- _REQUIREMENT_
Reproduce the material exactly, omitting nothing.

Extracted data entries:
——————

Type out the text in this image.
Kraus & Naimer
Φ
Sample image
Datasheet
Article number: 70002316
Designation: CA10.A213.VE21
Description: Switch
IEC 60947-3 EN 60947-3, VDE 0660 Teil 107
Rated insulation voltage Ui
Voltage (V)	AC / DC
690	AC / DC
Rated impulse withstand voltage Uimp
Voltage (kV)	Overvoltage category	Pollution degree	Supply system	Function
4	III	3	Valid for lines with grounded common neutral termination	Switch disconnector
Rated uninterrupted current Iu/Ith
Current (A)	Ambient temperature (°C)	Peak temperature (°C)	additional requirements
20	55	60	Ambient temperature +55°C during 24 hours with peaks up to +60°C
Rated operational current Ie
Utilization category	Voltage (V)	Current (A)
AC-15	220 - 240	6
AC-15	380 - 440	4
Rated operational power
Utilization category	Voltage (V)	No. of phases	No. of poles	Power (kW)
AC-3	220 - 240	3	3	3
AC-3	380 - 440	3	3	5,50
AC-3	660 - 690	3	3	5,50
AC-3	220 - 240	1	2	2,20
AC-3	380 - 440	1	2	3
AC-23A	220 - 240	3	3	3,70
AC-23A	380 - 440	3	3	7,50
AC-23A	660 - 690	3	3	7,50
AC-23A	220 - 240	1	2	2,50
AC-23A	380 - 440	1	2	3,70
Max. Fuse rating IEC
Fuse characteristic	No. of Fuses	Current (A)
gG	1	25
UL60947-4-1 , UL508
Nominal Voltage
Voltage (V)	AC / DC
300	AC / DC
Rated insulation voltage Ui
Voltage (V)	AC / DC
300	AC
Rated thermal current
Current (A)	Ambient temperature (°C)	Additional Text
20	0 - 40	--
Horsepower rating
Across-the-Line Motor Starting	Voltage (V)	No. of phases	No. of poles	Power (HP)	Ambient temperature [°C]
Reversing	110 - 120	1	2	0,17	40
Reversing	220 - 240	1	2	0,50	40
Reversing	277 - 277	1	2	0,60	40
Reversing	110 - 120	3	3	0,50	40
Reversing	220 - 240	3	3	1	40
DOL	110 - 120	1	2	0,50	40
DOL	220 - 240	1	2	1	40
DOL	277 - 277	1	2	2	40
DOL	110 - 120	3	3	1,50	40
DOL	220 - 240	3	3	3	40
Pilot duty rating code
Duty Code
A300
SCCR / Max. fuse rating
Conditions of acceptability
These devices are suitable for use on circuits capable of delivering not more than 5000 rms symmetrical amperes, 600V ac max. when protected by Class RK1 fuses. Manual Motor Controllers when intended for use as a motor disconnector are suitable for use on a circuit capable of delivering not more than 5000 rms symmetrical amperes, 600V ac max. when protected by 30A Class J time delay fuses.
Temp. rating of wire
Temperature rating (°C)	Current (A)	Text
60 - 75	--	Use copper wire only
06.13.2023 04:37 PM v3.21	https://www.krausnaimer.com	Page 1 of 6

——————

- _FINISHED TASK_
Type out the text in this image.
Kraus & Naimer
Φ
Sample image
Datasheet
Article number: 70002316
Designation: CA10.A213.VE21
Description: Switch
IEC 60947-3 EN 60947-3, VDE 0660 Teil 107
Rated insulation voltage Ui
Voltage (V)	AC / DC
690	AC / DC
Rated impulse withstand voltage Uimp
Voltage (kV)	Overvoltage category	Pollution degree	Supply system	Function
4	III	3	Valid for lines with grounded common neutral termination	Switch disconnector
Rated uninterrupted current Iu/Ith
Current (A)	Ambient temperature (°C)	Peak temperature (°C)	additional requirements
20	55	60	Ambient temperature +55°C during 24 hours with peaks up to +60°C
Rated operational current Ie
Utilization category	Voltage (V)	Current (A)
AC-15	220 - 240	6
AC-15	380 - 440	4
Rated operational power
Utilization category	Voltage (V)	No. of phases	No. of poles	Power (kW)
AC-3	220 - 240	3	3	3
AC-3	380 - 440	3	3	5,50
AC-3	660 - 690	3	3	5,50
AC-3	220 - 240	1	2	2,20
AC-3	380 - 440	1	2	3
AC-23A	220 - 240	3	3	3,70
AC-23A	380 - 440	3	3	7,50
AC-23A	660 - 690	3	3	7,50
AC-23A	220 - 240	1	2	2,50
AC-23A	380 - 440	1	2	3,70
Max. Fuse rating IEC
Fuse characteristic	No. of Fuses	Current (A)
gG	1	25
UL60947-4-1 , UL508
Nominal Voltage
Voltage (V)	AC / DC
300	AC / DC
Rated insulation voltage Ui
Voltage (V)	AC / DC
300	AC
Rated thermal current
Current (A)	Ambient temperature (°C)	Additional Text
20	0 - 40	--
Horsepower rating
Across-the-Line Motor Starting	Voltage (V)	No. of phases	No. of poles	Power (HP)	Ambient temperature [°C]
Reversing	110 - 120	1	2	0,17	40
Reversing	220 - 240	1	2	0,50	40
Reversing	277 - 277	1	2	0,60	40
Reversing	110 - 120	3	3	0,50	40
Reversing	220 - 240	3	3	1	40
DOL	110 - 120	1	2	0,50	40
DOL	220 - 240	1	2	1	40
DOL	277 - 277	1	2	2	40
DOL	110 - 120	3	3	1,50	40
DOL	220 - 240	3	3	3	40
Pilot duty rating code
Duty Code
A300
SCCR / Max. fuse rating
Conditions of acceptability
These devices are suitable for use on circuits capable of delivering not more than 5000 rms symmetrical amperes, 600V ac max. when protected by Class RK1 fuses. Manual Motor Controllers when intended for use as a motor disconnector are suitable for use on a circuit capable of delivering not more than 5000 rms symmetrical amperes, 600V ac max. when protected by 30A Class J time delay fuses.
Temp. rating of wire
Temperature rating (°C)	Current (A)	Text
60 - 75	--	Use copper wire only
06.13.2023 04:37 PM v3.21	https://www.krausnaimer.com	Page 1 of 6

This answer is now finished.